Your instructions>
Whenever a line carries the word "earum", pull it out of the entries.

Record excerpts>
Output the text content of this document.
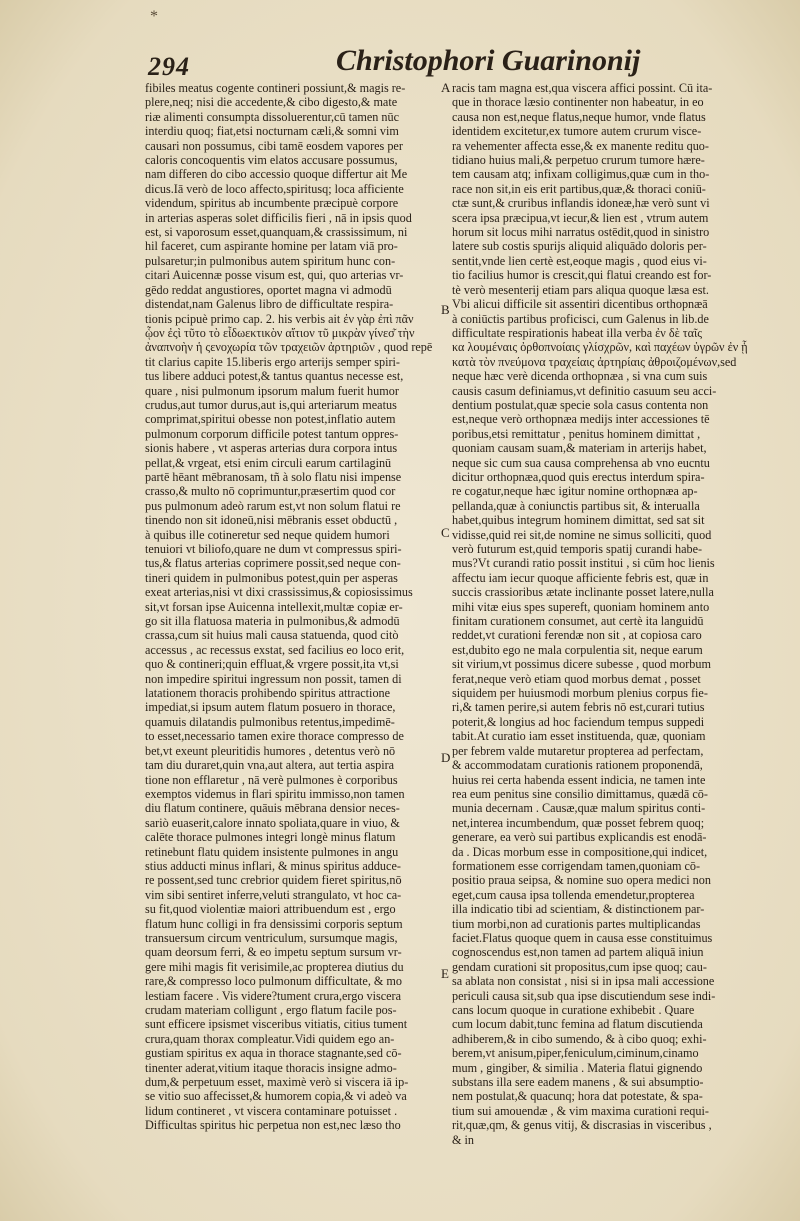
*
294	Christophori Guarinonij
A
B
C
D
E
fibiles meatus cogente contineri possiunt,& magis re-
plere,neq; nisi die accedente,& cibo digesto,& mate
riæ alimenti consumpta dissoluerentur,cū tamen nūc
interdiu quoq; fiat,etsi nocturnam cæli,& somni vim
causari non possumus, cibi tamē eosdem vapores per
caloris concoquentis vim elatos accusare possumus,
nam differen do cibo accessio quoque differtur ait Me
dicus.Iā verò de loco affecto,spiritusq; loca afficiente
videndum, spiritus ab incumbente præcipuè corpore
in arterias asperas solet difficilis fieri , nā in ipsis quod
est, si vaporosum esset,quanquam,& crassissimum, ni
hil faceret, cum aspirante homine per latam viā pro-
pulsaretur;in pulmonibus autem spiritum hunc con-
citari Auicennæ posse visum est, qui, quo arterias vr-
gēdo reddat angustiores, oportet magna vi admodū
distendat,nam Galenus libro de difficultate respira-
tionis pcipuè primo cap. 2. his verbis ait ἐν γὰρ ἐπὶ πᾶν
ᾧον ἐςὶ τῦτο τὸ εἶδωεκτικὸν αἴτιον τῦ μικρὰν γίνεσ͂ τὴν
ἀναπνοὴν ἡ ςενοχωρία τῶν τραχειῶν ἀρτηριῶν , quod repē
tit clarius capite 15.liberis ergo arterijs semper spiri-
tus libere adduci potest,& tantus quantus necesse est,
quare , nisi pulmonum ipsorum malum fuerit humor
crudus,aut tumor durus,aut is,qui arteriarum meatus
comprimat,spiritui obesse non potest,inflatio autem
pulmonum corporum difficile potest tantum oppres-
sionis habere , vt asperas arterias dura corpora intus
pellat,& vrgeat, etsi enim circuli earum cartilaginū
partē hēant mēbranosam, tñ à solo flatu nisi impense
crasso,& multo nō coprimuntur,præsertim quod cor
pus pulmonum adeò rarum est,vt non solum flatui re
tinendo non sit idoneū,nisi mēbranis esset obductū ,
à quibus ille cotineretur sed neque quidem humori
tenuiori vt biliofo,quare ne dum vt compressus spiri-
tus,& flatus arterias coprimere possit,sed neque con-
tineri quidem in pulmonibus potest,quin per asperas
exeat arterias,nisi vt dixi crassissimus,& copiosissimus
sit,vt forsan ipse Auicenna intellexit,multæ copiæ er-
go sit illa flatuosa materia in pulmonibus,& admodū
crassa,cum sit huius mali causa statuenda, quod citò
accessus , ac recessus exstat, sed facilius eo loco erit,
quo & contineri;quin effluat,& vrgere possit,ita vt,si
non impedire spiritui ingressum non possit, tamen di
latationem thoracis prohibendo spiritus attractione
impediat,si ipsum autem flatum posuero in thorace,
quamuis dilatandis pulmonibus retentus,impedimē-
to esset,necessario tamen exire thorace compresso de
bet,vt exeunt pleuritidis humores , detentus verò nō
tam diu duraret,quin vna,aut altera, aut tertia aspira
tione non efflaretur , nā verè pulmones è corporibus
exemptos videmus in flari spiritu immisso,non tamen
diu flatum continere, quāuis mēbrana densior neces-
sariò euaserit,calore innato spoliata,quare in viuo, &
calēte thorace pulmones integri longè minus flatum
retinebunt flatu quidem insistente pulmones in angu
stius adducti minus inflari, & minus spiritus adduce-
re possent,sed tunc crebrior quidem fieret spiritus,nō
vim sibi sentiret inferre,veluti strangulato, vt hoc ca-
su fit,quod violentiæ maiori attribuendum est , ergo
flatum hunc colligi in fra densissimi corporis septum
transuersum circum ventriculum, sursumque magis,
quam deorsum ferri, & eo impetu septum sursum vr-
gere mihi magis fit verisimile,ac propterea diutius du
rare,& compresso loco pulmonum difficultate, & mo
lestiam facere . Vis videre?tument crura,ergo viscera
crudam materiam colligunt , ergo flatum facile pos-
sunt efficere ipsismet visceribus vitiatis, citius tument
crura,quam thorax compleatur.Vidi quidem ego an-
gustiam spiritus ex aqua in thorace stagnante,sed cō-
tinenter aderat,vitium itaque thoracis insigne admo-
dum,& perpetuum esset, maximè verò si viscera iā ip-
se vitio suo affecisset,& humorem copia,& vi adeò va
lidum contineret , vt viscera contaminare potuisset .
Difficultas spiritus hic perpetua non est,nec læso tho
racis tam magna est,qua viscera affici possint. Cū ita-
que in thorace læsio continenter non habeatur, in eo
causa non est,neque flatus,neque humor, vnde flatus
identidem excitetur,ex tumore autem crurum visce-
ra vehementer affecta esse,& ex manente reditu quo-
tidiano huius mali,& perpetuo crurum tumore hære-
tem causam atq; infixam colligimus,quæ cum in tho-
race non sit,in eis erit partibus,quæ,& thoraci coniū-
ctæ sunt,& cruribus inflandis idoneæ,hæ verò sunt vi
scera ipsa præcipua,vt iecur,& lien est , vtrum autem
horum sit locus mihi narratus ostēdit,quod in sinistro
latere sub costis spurijs aliquid aliquādo doloris per-
sentit,vnde lien certè est,eoque magis , quod eius vi-
tio facilius humor is crescit,qui flatui creando est for-
tè verò mesenterij etiam pars aliqua quoque læsa est.
Vbi alicui difficile sit assentiri dicentibus orthopnæā
à coniūctis partibus proficisci, cum Galenus in lib.de
difficultate respirationis habeat illa verba ἐν δὲ ταῖς
κα λουμέναις ὀρθοπνοίαις γλίσχρῶν, καὶ παχέων ὑγρῶν ἐν ᾗ
κατὰ τὸν πνεύμονα τραχείαις ἀρτηρίαις ἀθροιζομένων,sed
neque hæc verè dicenda orthopnæa , si vna cum suis
causis casum definiamus,vt definitio casuum seu acci-
dentium postulat,quæ specie sola casus contenta non
est,neque verò orthopnæa medijs inter accessiones tē
poribus,etsi remittatur , penitus hominem dimittat ,
quoniam causam suam,& materiam in arterijs habet,
neque sic cum sua causa comprehensa ab vno eucntu
dicitur orthopnæa,quod quis erectus interdum spira-
re cogatur,neque hæc igitur nomine orthopnæa ap-
pellanda,quæ à coniunctis partibus sit, & interualla
habet,quibus integrum hominem dimittat, sed sat sit
vidisse,quid rei sit,de nomine ne simus solliciti, quod
verò futurum est,quid temporis spatij curandi habe-
mus?Vt curandi ratio possit institui , si cūm hoc lienis
affectu iam iecur quoque afficiente febris est, quæ in
succis crassioribus ætate inclinante posset latere,nulla
mihi vitæ eius spes supereft, quoniam hominem anto
finitam curationem consumet, aut certè ita languidū
reddet,vt curationi ferendæ non sit , at copiosa caro
est,dubito ego ne mala corpulentia sit, neque earum
sit virium,vt possimus dicere subesse , quod morbum
ferat,neque verò etiam quod morbus demat , posset
siquidem per huiusmodi morbum plenius corpus fie-
ri,& tamen perire,si autem febris nō est,curari tutius
poterit,& longius ad hoc faciendum tempus suppedi
tabit.At curatio iam esset instituenda, quæ, quoniam
per febrem valde mutaretur propterea ad perfectam,
& accommodatam curationis rationem proponendā,
huius rei certa habenda essent indicia, ne tamen inte
rea eum penitus sine consilio dimittamus, quædā cō-
munia decernam . Causæ,quæ malum spiritus conti-
net,interea incumbendum, quæ posset febrem quoq;
generare, ea verò sui partibus explicandis est enodā-
da . Dicas morbum esse in compositione,qui indicet,
formationem esse corrigendam tamen,quoniam cō-
positio praua seipsa, & nomine suo opera medici non
eget,cum causa ipsa tollenda emendetur,propterea
illa indicatio tibi ad scientiam, & distinctionem par-
tium morbi,non ad curationis partes multiplicandas
faciet.Flatus quoque quem in causa esse constituimus
cognoscendus est,non tamen ad partem aliquā iniun
gendam curationi sit propositus,cum ipse quoq; cau-
sa ablata non consistat , nisi si in ipsa mali accessione
periculi causa sit,sub qua ipse discutiendum sese indi-
cans locum quoque in curatione exhibebit . Quare
cum locum dabit,tunc femina ad flatum discutienda
adhiberem,& in cibo sumendo, & à cibo quoq; exhi-
berem,vt anisum,piper,feniculum,ciminum,cinamo
mum , gingiber, & similia . Materia flatui gignendo
substans illa sere eadem manens , & sui absumptio-
nem postulat,& quacunq; hora dat potestate, & spa-
tium sui amouendæ , & vim maxima curationi requi-
rit,quæ,qm, & genus vitij, & discrasias in visceribus ,
& in
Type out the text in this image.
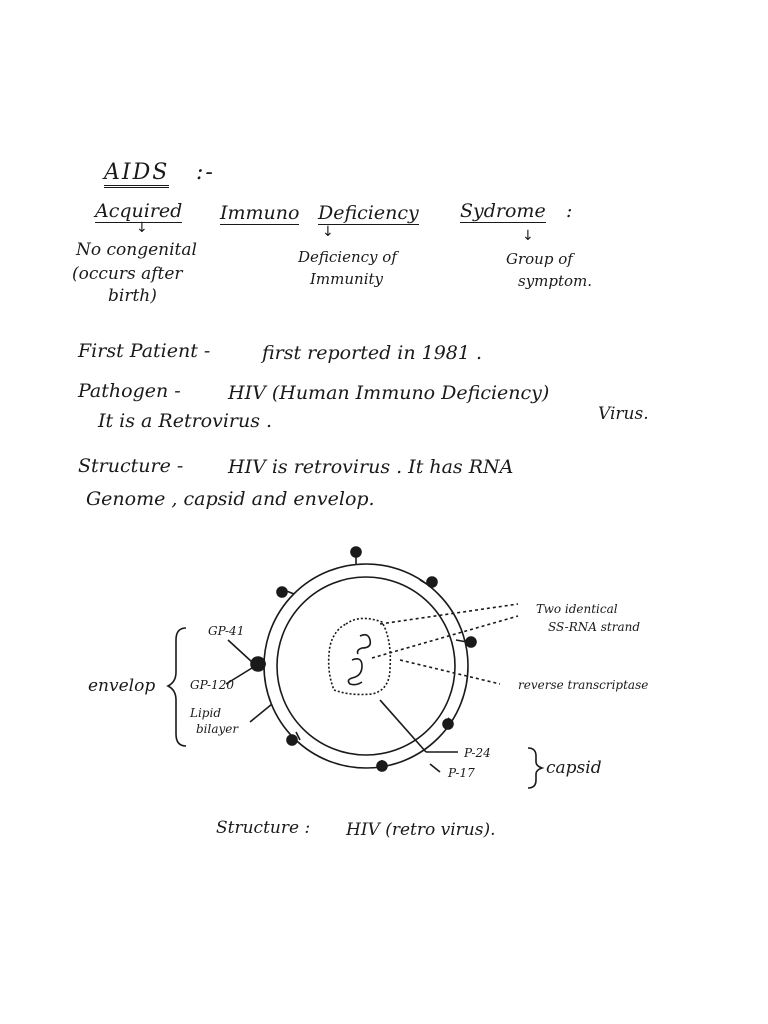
AIDS :-
Acquired Immuno Deficiency Sydrome :
↓	↓	↓
No congenital
(occurs after
birth)
Deficiency of
Immunity
Group of
symptom.
First Patient -	first reported in 1981 .
Pathogen - HIV (Human Immuno Deficiency)
Virus.
It is a Retrovirus .
Structure - HIV is retrovirus . It has RNA
Genome , capsid and envelop.
GP-41
envelop	GP-120
Lipid
bilayer
Two identical
SS-RNA strand
reverse transcriptase
P-24
P-17	capsid
Structure : HIV (retro virus).
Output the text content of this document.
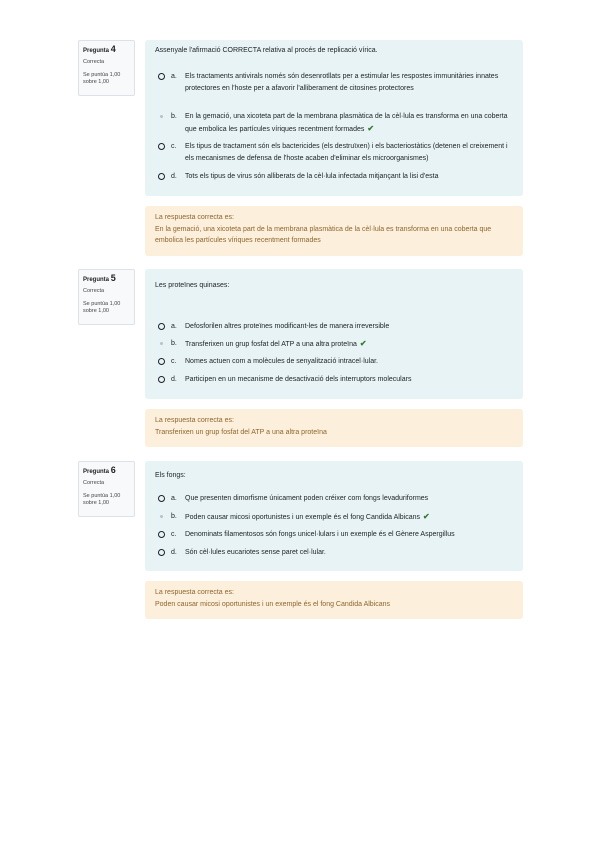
Pregunta 4
Correcta
Se puntúa 1,00 sobre 1,00
Assenyale l'afirmació CORRECTA relativa al procés de replicació vírica.
a.	Els tractaments antivirals només són desenrotllats per a estimular les respostes immunitàries innates protectores en l'hoste per a afavorir l'alliberament de citosines protectores
b.	En la gemació, una xicoteta part de la membrana plasmàtica de la cèl·lula es transforma en una coberta que embolica les partícules víriques recentment formades ✔
c.	Els tipus de tractament són els bactericides (els destruïxen) i els bacteriostàtics (detenen el creixement i els mecanismes de defensa de l'hoste acaben d'eliminar els microorganismes)
d.	Tots els tipus de virus són alliberats de la cèl·lula infectada mitjançant la lisi d'esta
La respuesta correcta es:
En la gemació, una xicoteta part de la membrana plasmàtica de la cèl·lula es transforma en una coberta que embolica les partícules víriques recentment formades
Pregunta 5
Correcta
Se puntúa 1,00 sobre 1,00
Les proteïnes quinases:
a.	Defosforilen altres proteïnes modificant-les de manera irreversible
b.	Transferixen un grup fosfat del ATP a una altra proteïna ✔
c.	Nomes actuen com a molècules de senyalització intracel·lular.
d.	Participen en un mecanisme de desactivació dels interruptors moleculars
La respuesta correcta es:
Transferixen un grup fosfat del ATP a una altra proteïna
Pregunta 6
Correcta
Se puntúa 1,00 sobre 1,00
Els fongs:
a.	Que presenten dimorfisme únicament poden créixer com fongs levaduriformes
b.	Poden causar micosi oportunistes i un exemple és el fong Candida Albicans ✔
c.	Denominats filamentosos són fongs unicel·lulars i un exemple és el Gènere Aspergillus
d.	Són cèl·lules eucariotes sense paret cel·lular.
La respuesta correcta es:
Poden causar micosi oportunistes i un exemple és el fong Candida Albicans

Written response>
pellat,& vrgeat, etsi enim circuli earum cartilaginū
est,dubito ego ne mala corpulentia sit, neque earum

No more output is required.